(Stored data)
# # # # # # #

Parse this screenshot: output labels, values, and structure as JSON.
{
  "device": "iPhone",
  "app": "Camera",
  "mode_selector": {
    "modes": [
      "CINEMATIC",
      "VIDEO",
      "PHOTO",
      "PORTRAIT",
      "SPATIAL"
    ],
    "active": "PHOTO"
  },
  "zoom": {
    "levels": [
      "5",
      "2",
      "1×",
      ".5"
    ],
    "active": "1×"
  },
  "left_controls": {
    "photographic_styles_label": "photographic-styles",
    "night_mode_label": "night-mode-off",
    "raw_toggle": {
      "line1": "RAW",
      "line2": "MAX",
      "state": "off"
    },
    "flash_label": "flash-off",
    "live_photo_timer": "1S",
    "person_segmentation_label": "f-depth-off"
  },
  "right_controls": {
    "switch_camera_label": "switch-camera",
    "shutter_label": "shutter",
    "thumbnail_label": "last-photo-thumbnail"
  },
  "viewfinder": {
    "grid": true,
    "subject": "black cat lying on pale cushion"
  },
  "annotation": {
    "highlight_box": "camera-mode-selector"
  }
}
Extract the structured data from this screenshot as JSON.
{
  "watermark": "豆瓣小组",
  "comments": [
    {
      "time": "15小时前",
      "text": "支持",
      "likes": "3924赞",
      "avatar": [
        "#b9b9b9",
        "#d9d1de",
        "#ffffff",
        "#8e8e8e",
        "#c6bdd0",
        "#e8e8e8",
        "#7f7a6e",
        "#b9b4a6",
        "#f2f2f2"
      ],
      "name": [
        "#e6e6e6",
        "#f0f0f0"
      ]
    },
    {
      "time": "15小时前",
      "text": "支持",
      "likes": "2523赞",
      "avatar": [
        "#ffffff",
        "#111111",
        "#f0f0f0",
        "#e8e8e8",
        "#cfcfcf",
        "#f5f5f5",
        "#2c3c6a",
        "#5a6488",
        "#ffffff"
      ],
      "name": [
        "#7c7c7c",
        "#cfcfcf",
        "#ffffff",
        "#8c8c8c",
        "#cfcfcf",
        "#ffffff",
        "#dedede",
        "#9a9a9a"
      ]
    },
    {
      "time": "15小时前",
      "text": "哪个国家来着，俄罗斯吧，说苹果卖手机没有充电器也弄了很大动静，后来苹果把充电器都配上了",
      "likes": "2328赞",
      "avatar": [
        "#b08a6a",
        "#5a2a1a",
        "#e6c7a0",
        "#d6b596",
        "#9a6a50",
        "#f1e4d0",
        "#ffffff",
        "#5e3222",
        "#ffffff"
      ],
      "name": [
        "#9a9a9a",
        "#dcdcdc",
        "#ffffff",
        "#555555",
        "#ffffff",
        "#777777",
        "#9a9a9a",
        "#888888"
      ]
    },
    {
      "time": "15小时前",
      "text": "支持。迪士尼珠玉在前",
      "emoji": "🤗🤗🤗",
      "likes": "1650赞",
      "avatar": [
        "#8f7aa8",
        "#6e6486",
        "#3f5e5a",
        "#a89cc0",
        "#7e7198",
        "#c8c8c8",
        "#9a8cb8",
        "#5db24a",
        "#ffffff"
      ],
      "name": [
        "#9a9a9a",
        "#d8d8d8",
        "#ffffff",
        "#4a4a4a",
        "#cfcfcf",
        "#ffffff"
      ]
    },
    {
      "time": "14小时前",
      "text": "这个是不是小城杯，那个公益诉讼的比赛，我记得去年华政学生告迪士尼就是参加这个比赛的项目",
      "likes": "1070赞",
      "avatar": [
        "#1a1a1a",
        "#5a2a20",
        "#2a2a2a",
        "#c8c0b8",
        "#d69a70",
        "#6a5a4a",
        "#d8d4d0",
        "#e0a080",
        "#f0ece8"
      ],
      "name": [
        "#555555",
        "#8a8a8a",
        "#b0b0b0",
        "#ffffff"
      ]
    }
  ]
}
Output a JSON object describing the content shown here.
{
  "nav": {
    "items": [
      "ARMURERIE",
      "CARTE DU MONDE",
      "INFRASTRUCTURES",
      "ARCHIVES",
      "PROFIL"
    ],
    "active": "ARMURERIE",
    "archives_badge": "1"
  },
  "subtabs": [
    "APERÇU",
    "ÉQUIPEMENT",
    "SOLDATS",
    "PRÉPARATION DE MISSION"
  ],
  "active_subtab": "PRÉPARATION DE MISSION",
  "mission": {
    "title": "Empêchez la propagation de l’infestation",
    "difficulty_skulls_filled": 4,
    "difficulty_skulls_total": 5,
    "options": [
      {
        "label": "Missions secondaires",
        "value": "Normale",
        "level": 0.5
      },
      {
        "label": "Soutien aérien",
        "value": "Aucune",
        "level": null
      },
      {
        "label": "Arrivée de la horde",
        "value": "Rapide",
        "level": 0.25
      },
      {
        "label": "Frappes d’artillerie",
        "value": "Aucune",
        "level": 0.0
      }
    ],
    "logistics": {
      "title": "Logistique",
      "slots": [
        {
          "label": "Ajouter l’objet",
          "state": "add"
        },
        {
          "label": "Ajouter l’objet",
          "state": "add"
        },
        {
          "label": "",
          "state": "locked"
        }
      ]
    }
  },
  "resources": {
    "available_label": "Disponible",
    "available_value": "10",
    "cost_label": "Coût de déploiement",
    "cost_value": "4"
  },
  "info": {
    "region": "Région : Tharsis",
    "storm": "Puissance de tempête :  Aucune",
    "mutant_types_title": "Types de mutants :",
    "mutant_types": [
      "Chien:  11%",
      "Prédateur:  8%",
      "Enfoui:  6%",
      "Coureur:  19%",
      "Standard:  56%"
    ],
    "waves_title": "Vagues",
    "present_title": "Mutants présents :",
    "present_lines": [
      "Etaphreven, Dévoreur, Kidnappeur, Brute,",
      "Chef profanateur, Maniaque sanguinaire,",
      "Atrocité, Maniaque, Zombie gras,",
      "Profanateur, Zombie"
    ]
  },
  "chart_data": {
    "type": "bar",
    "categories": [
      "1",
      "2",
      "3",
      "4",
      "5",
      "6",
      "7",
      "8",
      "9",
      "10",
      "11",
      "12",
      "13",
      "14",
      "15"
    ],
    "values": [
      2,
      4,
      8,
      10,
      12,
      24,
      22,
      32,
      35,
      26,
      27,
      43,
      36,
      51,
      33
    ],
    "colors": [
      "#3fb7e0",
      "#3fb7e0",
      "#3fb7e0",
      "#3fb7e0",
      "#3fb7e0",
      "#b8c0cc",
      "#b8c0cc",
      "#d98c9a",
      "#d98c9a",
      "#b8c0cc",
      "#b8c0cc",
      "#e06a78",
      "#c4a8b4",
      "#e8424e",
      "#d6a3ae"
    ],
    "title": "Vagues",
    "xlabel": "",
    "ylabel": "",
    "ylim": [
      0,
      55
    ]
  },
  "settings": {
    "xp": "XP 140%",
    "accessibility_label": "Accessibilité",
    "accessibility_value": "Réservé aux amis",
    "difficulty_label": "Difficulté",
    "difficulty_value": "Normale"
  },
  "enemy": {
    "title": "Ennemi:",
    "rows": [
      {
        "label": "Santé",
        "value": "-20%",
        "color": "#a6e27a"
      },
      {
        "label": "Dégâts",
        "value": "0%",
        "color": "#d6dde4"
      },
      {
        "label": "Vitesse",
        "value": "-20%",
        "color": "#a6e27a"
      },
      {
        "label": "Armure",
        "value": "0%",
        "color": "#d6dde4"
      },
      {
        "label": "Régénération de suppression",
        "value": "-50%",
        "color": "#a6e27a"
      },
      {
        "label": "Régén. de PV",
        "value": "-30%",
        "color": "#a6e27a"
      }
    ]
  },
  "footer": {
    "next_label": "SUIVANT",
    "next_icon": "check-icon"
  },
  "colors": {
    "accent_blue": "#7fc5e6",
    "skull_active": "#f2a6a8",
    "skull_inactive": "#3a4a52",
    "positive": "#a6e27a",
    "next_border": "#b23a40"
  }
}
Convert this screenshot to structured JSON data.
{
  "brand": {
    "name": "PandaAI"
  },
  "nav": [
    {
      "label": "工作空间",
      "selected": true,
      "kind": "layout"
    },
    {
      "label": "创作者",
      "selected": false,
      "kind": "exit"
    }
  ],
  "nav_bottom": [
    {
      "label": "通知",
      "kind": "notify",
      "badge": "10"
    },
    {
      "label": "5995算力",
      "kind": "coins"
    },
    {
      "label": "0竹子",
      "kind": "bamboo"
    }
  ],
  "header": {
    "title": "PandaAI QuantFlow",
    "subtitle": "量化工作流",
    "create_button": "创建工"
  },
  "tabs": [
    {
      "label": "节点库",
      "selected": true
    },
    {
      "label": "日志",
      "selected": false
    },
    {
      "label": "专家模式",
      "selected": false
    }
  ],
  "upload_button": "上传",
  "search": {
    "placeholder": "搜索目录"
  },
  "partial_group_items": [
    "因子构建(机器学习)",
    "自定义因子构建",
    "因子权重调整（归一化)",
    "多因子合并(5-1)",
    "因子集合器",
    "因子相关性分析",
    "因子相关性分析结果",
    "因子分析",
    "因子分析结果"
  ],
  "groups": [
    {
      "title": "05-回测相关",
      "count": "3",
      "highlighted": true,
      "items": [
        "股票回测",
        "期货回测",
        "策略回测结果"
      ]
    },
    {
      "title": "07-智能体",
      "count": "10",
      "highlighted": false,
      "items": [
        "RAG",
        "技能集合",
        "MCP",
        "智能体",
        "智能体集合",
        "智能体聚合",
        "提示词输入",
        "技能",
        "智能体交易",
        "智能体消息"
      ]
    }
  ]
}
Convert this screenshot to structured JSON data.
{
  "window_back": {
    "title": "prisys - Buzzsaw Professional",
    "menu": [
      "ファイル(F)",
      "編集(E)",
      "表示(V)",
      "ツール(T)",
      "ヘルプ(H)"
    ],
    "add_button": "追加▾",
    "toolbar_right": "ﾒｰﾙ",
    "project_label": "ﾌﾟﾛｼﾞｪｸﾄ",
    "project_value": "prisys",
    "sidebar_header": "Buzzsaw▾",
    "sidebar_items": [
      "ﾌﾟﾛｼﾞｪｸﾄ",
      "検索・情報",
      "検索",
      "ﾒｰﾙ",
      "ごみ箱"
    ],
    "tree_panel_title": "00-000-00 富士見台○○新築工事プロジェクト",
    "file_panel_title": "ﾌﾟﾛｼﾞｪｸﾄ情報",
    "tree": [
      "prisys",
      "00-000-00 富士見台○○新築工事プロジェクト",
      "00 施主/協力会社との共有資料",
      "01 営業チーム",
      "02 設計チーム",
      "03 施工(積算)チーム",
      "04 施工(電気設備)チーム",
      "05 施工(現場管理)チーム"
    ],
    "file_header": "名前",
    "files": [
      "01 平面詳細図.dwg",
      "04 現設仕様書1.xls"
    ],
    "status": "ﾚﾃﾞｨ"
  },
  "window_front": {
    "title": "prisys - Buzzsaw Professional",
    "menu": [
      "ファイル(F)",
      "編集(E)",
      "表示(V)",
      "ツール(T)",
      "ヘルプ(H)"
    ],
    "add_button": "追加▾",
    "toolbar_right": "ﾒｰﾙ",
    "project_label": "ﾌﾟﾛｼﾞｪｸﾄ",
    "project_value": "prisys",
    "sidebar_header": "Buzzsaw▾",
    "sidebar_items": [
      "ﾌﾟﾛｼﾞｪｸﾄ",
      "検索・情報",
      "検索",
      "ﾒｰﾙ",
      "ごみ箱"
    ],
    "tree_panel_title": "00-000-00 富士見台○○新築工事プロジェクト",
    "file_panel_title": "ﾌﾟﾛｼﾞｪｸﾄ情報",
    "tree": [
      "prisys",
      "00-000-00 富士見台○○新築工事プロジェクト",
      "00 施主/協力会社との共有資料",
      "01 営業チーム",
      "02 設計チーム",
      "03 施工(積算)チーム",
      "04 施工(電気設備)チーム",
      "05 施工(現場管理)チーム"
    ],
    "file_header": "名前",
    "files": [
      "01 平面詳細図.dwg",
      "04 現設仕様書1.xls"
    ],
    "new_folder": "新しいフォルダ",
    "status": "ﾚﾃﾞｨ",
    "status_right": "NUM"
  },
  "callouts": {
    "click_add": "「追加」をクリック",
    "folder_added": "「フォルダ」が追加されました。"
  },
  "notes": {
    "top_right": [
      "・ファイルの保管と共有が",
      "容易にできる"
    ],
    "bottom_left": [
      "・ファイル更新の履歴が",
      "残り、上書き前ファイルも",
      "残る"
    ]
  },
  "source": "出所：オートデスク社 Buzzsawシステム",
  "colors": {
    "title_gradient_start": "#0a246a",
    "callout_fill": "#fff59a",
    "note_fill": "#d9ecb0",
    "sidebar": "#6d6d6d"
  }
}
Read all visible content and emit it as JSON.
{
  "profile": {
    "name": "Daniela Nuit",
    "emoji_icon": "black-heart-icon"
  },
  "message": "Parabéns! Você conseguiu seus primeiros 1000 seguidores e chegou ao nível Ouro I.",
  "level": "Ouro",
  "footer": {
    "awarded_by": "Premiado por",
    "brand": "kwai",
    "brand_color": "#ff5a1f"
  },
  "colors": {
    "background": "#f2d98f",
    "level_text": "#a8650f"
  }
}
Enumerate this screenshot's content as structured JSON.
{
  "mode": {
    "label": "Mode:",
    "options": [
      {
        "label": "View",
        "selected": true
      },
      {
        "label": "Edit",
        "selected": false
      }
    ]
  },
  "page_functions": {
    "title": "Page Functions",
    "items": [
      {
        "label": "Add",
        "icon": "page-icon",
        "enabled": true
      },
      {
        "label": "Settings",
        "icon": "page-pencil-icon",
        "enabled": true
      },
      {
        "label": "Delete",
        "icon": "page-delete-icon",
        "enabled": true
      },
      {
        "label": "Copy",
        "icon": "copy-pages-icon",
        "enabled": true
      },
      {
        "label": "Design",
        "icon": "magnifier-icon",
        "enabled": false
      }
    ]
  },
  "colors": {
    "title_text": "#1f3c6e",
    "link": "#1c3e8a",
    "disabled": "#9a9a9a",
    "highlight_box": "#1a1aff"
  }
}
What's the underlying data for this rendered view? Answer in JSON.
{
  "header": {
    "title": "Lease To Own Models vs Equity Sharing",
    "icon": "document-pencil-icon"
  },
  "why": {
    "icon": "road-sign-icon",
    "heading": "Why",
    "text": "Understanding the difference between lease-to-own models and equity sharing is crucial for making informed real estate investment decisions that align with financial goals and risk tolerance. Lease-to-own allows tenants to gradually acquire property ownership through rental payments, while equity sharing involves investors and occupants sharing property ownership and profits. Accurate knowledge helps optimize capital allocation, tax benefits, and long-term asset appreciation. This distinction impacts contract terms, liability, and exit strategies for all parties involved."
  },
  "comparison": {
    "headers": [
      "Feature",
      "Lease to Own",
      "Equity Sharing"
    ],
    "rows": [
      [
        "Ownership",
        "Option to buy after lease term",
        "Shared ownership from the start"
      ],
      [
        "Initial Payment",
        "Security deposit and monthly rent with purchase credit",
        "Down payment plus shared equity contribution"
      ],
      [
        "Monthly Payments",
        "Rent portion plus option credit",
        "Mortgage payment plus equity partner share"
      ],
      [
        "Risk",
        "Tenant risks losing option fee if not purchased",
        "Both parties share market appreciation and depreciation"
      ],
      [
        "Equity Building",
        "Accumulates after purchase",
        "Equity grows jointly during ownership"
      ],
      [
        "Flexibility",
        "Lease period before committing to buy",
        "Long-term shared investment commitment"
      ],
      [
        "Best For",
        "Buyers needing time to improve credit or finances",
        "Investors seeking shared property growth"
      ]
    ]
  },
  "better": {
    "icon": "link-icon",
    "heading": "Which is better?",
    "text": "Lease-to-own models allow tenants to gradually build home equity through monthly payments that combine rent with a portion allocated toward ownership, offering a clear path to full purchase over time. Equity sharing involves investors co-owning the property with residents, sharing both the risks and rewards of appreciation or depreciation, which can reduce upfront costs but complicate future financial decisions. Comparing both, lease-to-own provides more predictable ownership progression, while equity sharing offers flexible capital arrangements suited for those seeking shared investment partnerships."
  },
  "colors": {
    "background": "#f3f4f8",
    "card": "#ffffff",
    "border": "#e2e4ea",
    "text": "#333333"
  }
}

# # # # # # #

• **Goal of the exercise**
Find all the lines containing "likes" in the material, then copy them.

• **Reply**
      "likes": "3924赞",
      "likes": "2523赞",
      "likes": "2328赞",
      "likes": "1650赞",
      "likes": "1070赞",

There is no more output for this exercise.